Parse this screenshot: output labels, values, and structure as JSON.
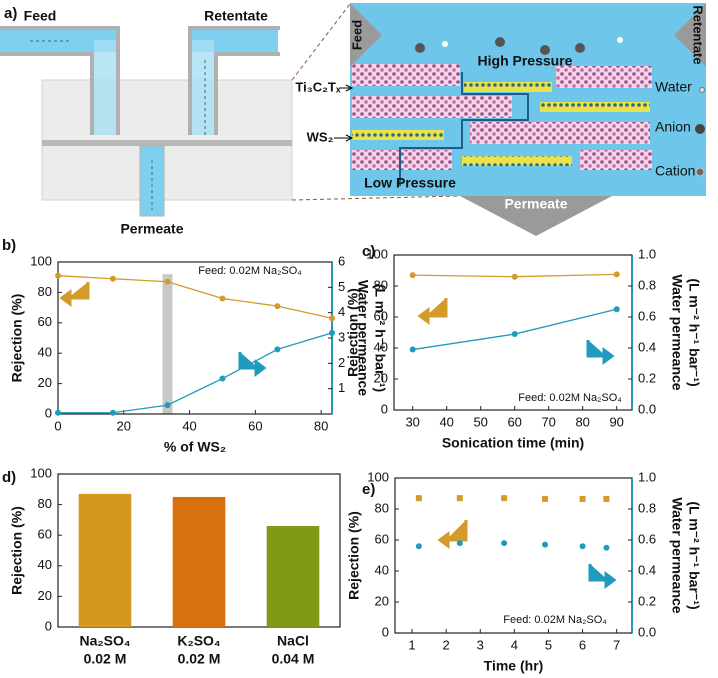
{
  "panel_a": {
    "label": "a)",
    "feed": "Feed",
    "retentate": "Retentate",
    "permeate": "Permeate",
    "membrane": {
      "feed": "Feed",
      "retentate": "Retentate",
      "high_pressure": "High Pressure",
      "low_pressure": "Low Pressure",
      "permeate": "Permeate",
      "ti3c2tx": "Ti₃C₂Tₓ",
      "ws2": "WS₂"
    },
    "legend": [
      "Water",
      "Anion",
      "Cation"
    ]
  },
  "chart_data": [
    {
      "panel_label": "b)",
      "type": "line",
      "x": [
        0,
        16.7,
        33.3,
        50,
        66.7,
        83.3
      ],
      "xlim": [
        0,
        83.3
      ],
      "xticks": [
        0,
        20,
        40,
        60,
        80
      ],
      "xlabel": "% of WS₂",
      "ylabel": "Rejection (%)",
      "ylim": [
        0,
        100
      ],
      "yticks": [
        0,
        20,
        40,
        60,
        80,
        100
      ],
      "y2label": [
        "Water permeance",
        "(L m⁻² h⁻¹ bar⁻¹)"
      ],
      "y2lim": [
        0,
        6
      ],
      "y2ticks": [
        1,
        2,
        3,
        4,
        5,
        6
      ],
      "annotation": "Feed: 0.02M Na₂SO₄",
      "series": [
        {
          "color": "#d49a2a",
          "values": [
            91,
            89,
            87,
            76,
            71,
            63
          ]
        },
        {
          "color": "#1f9bbd",
          "axis": "y2",
          "values": [
            0.05,
            0.05,
            0.35,
            1.4,
            2.55,
            3.2
          ]
        }
      ]
    },
    {
      "panel_label": "c)",
      "type": "line",
      "x": [
        30,
        60,
        90
      ],
      "xlim": [
        24.5,
        94.5
      ],
      "xticks": [
        30,
        40,
        50,
        60,
        70,
        80,
        90
      ],
      "xlabel": "Sonication time (min)",
      "ylabel": "Rejection (%)",
      "ylim": [
        0,
        100
      ],
      "yticks": [
        0,
        20,
        40,
        60,
        80,
        100
      ],
      "y2label": [
        "Water permeance",
        "(L m⁻² h⁻¹ bar⁻¹)"
      ],
      "y2lim": [
        0,
        1
      ],
      "y2ticks": [
        {
          "value": 0,
          "label": "0.0"
        },
        0.2,
        0.4,
        0.6,
        0.8,
        {
          "value": 1,
          "label": "1.0"
        }
      ],
      "annotation": "Feed: 0.02M Na₂SO₄",
      "series": [
        {
          "color": "#d49a2a",
          "values": [
            87,
            86,
            87.5
          ]
        },
        {
          "color": "#1f9bbd",
          "axis": "y2",
          "values": [
            0.39,
            0.49,
            0.65
          ]
        }
      ]
    },
    {
      "panel_label": "d)",
      "type": "bar",
      "categories": [
        "Na₂SO₄",
        "K₂SO₄",
        "NaCl"
      ],
      "category_sublabels": [
        "0.02 M",
        "0.02 M",
        "0.04 M"
      ],
      "values": [
        87,
        85,
        66
      ],
      "colors": [
        "#d4981e",
        "#d9700f",
        "#7e9a16"
      ],
      "ylabel": "Rejection (%)",
      "ylim": [
        0,
        100
      ],
      "yticks": [
        0,
        20,
        40,
        60,
        80,
        100
      ]
    },
    {
      "panel_label": "e)",
      "type": "scatter",
      "x": [
        1.2,
        2.4,
        3.7,
        4.9,
        6.0,
        6.7
      ],
      "xlim": [
        0.5,
        7.45
      ],
      "xticks": [
        1,
        2,
        3,
        4,
        5,
        6,
        7
      ],
      "xlabel": "Time (hr)",
      "ylabel": "Rejection (%)",
      "ylim": [
        0,
        100
      ],
      "yticks": [
        0,
        20,
        40,
        60,
        80,
        100
      ],
      "y2label": [
        "Water permeance",
        "(L m⁻² h⁻¹ bar⁻¹)"
      ],
      "y2lim": [
        0,
        1
      ],
      "y2ticks": [
        {
          "value": 0,
          "label": "0.0"
        },
        0.2,
        0.4,
        0.6,
        0.8,
        {
          "value": 1,
          "label": "1.0"
        }
      ],
      "annotation": "Feed: 0.02M Na₂SO₄",
      "series": [
        {
          "color": "#d49a2a",
          "marker": "square",
          "values": [
            87,
            87,
            87,
            86.5,
            86.5,
            86.5
          ]
        },
        {
          "color": "#1f9bbd",
          "marker": "circle",
          "axis": "y2",
          "values": [
            0.56,
            0.58,
            0.58,
            0.57,
            0.56,
            0.55
          ]
        }
      ]
    }
  ]
}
----
Problem details » Leave out the pictures and copy everything else in the records word for word.

Worked answer »
Parse this screenshot: output labels, values, and structure as JSON.
{
  "panel_a": {
    "label": "a)",
    "feed": "Feed",
    "retentate": "Retentate",
    "permeate": "Permeate",
    "membrane": {
      "feed": "Feed",
      "retentate": "Retentate",
      "high_pressure": "High Pressure",
      "low_pressure": "Low Pressure",
      "permeate": "Permeate",
      "ti3c2tx": "Ti₃C₂Tₓ",
      "ws2": "WS₂"
    },
    "legend": [
      "Water",
      "Anion",
      "Cation"
    ]
  },
  "chart_data": [
    {
      "panel_label": "b)",
      "type": "line",
      "x": [
        0,
        16.7,
        33.3,
        50,
        66.7,
        83.3
      ],
      "xlim": [
        0,
        83.3
      ],
      "xticks": [
        0,
        20,
        40,
        60,
        80
      ],
      "xlabel": "% of WS₂",
      "ylabel": "Rejection (%)",
      "ylim": [
        0,
        100
      ],
      "yticks": [
        0,
        20,
        40,
        60,
        80,
        100
      ],
      "y2label": [
        "Water permeance",
        "(L m⁻² h⁻¹ bar⁻¹)"
      ],
      "y2lim": [
        0,
        6
      ],
      "y2ticks": [
        1,
        2,
        3,
        4,
        5,
        6
      ],
      "annotation": "Feed: 0.02M Na₂SO₄",
      "series": [
        {
          "color": "#d49a2a",
          "values": [
            91,
            89,
            87,
            76,
            71,
            63
          ]
        },
        {
          "color": "#1f9bbd",
          "axis": "y2",
          "values": [
            0.05,
            0.05,
            0.35,
            1.4,
            2.55,
            3.2
          ]
        }
      ]
    },
    {
      "panel_label": "c)",
      "type": "line",
      "x": [
        30,
        60,
        90
      ],
      "xlim": [
        24.5,
        94.5
      ],
      "xticks": [
        30,
        40,
        50,
        60,
        70,
        80,
        90
      ],
      "xlabel": "Sonication time (min)",
      "ylabel": "Rejection (%)",
      "ylim": [
        0,
        100
      ],
      "yticks": [
        0,
        20,
        40,
        60,
        80,
        100
      ],
      "y2label": [
        "Water permeance",
        "(L m⁻² h⁻¹ bar⁻¹)"
      ],
      "y2lim": [
        0,
        1
      ],
      "y2ticks": [
        {
          "value": 0,
          "label": "0.0"
        },
        0.2,
        0.4,
        0.6,
        0.8,
        {
          "value": 1,
          "label": "1.0"
        }
      ],
      "annotation": "Feed: 0.02M Na₂SO₄",
      "series": [
        {
          "color": "#d49a2a",
          "values": [
            87,
            86,
            87.5
          ]
        },
        {
          "color": "#1f9bbd",
          "axis": "y2",
          "values": [
            0.39,
            0.49,
            0.65
          ]
        }
      ]
    },
    {
      "panel_label": "d)",
      "type": "bar",
      "categories": [
        "Na₂SO₄",
        "K₂SO₄",
        "NaCl"
      ],
      "category_sublabels": [
        "0.02 M",
        "0.02 M",
        "0.04 M"
      ],
      "values": [
        87,
        85,
        66
      ],
      "colors": [
        "#d4981e",
        "#d9700f",
        "#7e9a16"
      ],
      "ylabel": "Rejection (%)",
      "ylim": [
        0,
        100
      ],
      "yticks": [
        0,
        20,
        40,
        60,
        80,
        100
      ]
    },
    {
      "panel_label": "e)",
      "type": "scatter",
      "x": [
        1.2,
        2.4,
        3.7,
        4.9,
        6.0,
        6.7
      ],
      "xlim": [
        0.5,
        7.45
      ],
      "xticks": [
        1,
        2,
        3,
        4,
        5,
        6,
        7
      ],
      "xlabel": "Time (hr)",
      "ylabel": "Rejection (%)",
      "ylim": [
        0,
        100
      ],
      "yticks": [
        0,
        20,
        40,
        60,
        80,
        100
      ],
      "y2label": [
        "Water permeance",
        "(L m⁻² h⁻¹ bar⁻¹)"
      ],
      "y2lim": [
        0,
        1
      ],
      "y2ticks": [
        {
          "value": 0,
          "label": "0.0"
        },
        0.2,
        0.4,
        0.6,
        0.8,
        {
          "value": 1,
          "label": "1.0"
        }
      ],
      "annotation": "Feed: 0.02M Na₂SO₄",
      "series": [
        {
          "color": "#d49a2a",
          "marker": "square",
          "values": [
            87,
            87,
            87,
            86.5,
            86.5,
            86.5
          ]
        },
        {
          "color": "#1f9bbd",
          "marker": "circle",
          "axis": "y2",
          "values": [
            0.56,
            0.58,
            0.58,
            0.57,
            0.56,
            0.55
          ]
        }
      ]
    }
  ]
}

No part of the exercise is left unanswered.